■ Problem description ■
Work through the listing below and count the lines that hold "shaxsning". Answer with the number alone.

(Stored entries)
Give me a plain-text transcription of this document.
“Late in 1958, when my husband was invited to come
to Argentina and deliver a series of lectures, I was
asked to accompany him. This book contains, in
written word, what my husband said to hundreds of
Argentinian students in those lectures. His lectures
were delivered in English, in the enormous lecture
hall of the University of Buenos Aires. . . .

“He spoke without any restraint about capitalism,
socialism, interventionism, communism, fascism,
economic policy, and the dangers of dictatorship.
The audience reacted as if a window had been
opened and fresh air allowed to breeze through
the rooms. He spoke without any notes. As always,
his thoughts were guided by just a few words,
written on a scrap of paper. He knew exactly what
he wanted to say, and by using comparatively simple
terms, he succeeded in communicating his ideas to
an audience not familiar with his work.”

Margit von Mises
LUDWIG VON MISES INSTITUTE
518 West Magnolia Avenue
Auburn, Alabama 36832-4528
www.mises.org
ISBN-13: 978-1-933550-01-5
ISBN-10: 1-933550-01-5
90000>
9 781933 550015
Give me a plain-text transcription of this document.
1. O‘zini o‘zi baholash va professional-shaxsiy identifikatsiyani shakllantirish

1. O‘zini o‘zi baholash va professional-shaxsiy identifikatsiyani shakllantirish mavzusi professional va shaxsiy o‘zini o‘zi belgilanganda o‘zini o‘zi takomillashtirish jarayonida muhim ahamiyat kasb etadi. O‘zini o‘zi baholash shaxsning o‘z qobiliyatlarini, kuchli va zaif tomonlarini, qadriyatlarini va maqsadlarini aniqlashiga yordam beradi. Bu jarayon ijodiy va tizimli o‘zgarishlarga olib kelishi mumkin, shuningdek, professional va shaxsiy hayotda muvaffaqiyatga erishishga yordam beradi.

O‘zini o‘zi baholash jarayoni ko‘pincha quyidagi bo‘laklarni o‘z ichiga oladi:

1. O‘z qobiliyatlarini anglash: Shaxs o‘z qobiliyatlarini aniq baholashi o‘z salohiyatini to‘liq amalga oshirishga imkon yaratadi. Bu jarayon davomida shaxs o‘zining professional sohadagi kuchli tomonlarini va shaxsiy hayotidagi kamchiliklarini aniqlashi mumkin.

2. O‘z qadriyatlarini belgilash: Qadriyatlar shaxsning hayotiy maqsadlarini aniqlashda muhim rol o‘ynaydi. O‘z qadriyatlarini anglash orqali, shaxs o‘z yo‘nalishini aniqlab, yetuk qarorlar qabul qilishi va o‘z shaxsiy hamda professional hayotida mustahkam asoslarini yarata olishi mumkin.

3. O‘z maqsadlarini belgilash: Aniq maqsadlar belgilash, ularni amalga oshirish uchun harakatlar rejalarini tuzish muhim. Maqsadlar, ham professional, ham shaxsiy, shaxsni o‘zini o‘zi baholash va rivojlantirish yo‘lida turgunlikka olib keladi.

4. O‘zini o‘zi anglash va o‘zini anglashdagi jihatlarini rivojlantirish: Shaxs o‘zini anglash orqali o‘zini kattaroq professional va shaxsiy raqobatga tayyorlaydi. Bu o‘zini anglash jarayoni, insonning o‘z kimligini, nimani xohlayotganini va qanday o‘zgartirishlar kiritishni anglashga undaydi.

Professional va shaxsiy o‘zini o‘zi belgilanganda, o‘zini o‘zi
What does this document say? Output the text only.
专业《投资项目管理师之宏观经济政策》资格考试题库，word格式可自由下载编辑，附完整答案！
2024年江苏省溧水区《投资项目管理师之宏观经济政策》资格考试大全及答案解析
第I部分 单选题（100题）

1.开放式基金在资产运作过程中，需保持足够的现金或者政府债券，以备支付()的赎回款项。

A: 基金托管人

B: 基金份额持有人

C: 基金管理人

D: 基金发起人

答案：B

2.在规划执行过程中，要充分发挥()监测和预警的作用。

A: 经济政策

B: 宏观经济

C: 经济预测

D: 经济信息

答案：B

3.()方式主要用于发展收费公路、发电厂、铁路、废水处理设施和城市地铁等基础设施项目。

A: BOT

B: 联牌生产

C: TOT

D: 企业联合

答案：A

■ Task solution ■
2